== Task to carry out ==
Reproduce all lines of the listing below in which the word "Period" occurs.

== Exercise materials ==
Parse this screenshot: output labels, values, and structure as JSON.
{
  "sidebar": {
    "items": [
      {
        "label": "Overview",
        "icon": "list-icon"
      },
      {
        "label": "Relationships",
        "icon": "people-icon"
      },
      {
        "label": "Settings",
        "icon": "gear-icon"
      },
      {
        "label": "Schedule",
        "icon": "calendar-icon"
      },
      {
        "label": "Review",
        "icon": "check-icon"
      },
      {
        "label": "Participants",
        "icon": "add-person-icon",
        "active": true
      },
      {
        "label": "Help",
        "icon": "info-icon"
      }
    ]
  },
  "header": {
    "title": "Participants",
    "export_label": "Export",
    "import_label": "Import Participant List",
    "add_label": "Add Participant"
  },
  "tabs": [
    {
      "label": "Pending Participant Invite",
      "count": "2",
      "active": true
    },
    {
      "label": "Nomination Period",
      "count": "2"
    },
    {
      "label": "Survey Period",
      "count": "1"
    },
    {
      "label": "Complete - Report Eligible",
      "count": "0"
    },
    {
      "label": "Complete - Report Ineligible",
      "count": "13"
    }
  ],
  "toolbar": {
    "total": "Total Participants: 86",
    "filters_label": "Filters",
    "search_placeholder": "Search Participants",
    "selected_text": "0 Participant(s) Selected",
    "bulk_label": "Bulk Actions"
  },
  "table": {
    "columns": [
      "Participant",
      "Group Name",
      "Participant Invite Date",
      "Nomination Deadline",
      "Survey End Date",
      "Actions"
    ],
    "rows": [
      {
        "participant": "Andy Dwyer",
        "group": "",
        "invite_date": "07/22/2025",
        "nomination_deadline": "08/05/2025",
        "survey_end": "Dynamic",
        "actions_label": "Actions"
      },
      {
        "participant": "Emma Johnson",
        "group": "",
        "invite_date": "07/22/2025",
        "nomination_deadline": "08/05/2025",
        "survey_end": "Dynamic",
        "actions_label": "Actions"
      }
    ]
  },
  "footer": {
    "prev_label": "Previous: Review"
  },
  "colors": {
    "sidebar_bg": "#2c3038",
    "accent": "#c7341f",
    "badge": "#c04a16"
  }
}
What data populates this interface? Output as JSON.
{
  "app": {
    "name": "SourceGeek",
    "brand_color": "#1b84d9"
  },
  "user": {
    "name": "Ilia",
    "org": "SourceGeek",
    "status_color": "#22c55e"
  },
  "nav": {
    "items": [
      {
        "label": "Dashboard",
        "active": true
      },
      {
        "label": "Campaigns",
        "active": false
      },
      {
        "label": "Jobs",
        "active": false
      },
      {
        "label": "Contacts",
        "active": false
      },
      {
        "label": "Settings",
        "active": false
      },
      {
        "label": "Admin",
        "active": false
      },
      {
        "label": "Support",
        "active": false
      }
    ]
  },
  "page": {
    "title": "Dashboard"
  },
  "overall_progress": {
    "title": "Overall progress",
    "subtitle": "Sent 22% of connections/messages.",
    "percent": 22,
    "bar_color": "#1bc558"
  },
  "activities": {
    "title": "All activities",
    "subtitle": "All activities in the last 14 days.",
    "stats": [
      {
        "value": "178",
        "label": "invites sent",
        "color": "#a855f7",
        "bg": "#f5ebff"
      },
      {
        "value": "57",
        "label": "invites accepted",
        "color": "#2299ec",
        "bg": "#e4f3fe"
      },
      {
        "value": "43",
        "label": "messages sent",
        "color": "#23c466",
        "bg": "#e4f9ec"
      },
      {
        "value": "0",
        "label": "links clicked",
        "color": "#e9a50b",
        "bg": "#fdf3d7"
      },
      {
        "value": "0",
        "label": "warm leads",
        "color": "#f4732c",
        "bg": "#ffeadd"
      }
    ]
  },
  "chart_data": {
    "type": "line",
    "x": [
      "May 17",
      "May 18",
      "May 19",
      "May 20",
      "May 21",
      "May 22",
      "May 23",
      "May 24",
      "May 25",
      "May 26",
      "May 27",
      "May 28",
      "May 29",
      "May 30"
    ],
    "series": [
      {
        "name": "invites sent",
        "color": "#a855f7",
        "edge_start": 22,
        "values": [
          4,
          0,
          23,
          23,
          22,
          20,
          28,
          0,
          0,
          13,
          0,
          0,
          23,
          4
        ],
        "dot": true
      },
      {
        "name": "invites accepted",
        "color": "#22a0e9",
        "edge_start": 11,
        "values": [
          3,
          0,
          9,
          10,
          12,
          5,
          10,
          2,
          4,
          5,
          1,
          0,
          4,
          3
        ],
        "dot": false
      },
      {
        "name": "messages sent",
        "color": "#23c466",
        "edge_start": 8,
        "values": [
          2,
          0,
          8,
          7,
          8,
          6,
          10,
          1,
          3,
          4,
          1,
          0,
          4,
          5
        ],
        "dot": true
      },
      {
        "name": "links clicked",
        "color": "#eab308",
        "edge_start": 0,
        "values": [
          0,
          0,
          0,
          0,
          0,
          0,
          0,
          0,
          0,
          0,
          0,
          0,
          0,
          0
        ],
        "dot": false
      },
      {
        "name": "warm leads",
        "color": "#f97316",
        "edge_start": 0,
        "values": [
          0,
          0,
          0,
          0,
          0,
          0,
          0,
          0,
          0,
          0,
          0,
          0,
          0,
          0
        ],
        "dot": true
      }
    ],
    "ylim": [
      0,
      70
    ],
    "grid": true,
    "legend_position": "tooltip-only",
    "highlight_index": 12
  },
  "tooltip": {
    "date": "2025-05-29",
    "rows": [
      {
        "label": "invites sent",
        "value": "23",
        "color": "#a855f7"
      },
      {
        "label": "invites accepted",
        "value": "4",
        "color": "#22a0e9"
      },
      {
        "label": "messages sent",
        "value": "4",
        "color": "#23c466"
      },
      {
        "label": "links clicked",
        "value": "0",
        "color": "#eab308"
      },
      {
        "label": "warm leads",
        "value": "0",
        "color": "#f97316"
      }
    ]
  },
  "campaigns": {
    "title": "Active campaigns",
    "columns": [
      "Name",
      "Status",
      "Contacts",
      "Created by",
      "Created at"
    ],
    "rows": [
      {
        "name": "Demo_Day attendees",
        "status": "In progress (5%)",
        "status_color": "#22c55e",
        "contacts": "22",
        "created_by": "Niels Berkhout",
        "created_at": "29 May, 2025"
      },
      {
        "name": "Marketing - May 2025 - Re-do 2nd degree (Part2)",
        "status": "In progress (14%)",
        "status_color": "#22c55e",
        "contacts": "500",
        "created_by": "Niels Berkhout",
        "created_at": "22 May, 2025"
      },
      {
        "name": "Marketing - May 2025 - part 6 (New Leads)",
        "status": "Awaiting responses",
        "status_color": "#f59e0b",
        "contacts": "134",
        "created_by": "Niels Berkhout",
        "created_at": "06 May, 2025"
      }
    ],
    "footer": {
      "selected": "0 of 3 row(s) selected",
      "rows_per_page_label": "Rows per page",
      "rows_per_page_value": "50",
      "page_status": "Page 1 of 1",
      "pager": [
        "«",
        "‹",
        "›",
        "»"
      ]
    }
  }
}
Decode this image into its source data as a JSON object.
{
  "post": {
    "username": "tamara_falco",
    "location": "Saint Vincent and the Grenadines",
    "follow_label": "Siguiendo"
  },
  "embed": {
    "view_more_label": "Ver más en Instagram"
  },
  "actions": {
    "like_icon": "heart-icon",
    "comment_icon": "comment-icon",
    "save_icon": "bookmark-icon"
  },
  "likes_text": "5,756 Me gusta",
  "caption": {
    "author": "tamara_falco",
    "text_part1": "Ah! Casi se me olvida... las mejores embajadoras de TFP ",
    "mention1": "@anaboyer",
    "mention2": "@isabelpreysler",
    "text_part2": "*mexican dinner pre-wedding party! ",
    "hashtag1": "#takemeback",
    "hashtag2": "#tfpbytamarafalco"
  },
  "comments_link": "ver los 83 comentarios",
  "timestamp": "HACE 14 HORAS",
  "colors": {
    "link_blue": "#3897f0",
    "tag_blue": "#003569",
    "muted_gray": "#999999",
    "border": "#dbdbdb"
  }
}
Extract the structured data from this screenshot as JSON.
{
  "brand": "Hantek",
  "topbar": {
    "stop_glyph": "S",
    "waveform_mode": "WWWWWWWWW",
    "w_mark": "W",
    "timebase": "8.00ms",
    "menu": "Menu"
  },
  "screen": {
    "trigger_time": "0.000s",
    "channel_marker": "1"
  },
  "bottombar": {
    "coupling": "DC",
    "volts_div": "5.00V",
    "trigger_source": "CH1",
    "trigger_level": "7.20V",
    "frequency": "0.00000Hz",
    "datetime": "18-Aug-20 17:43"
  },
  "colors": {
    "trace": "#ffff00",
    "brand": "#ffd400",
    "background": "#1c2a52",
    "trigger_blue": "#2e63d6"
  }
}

== Reply to the exercise ==
      "label": "Nomination Period",
      "label": "Survey Period",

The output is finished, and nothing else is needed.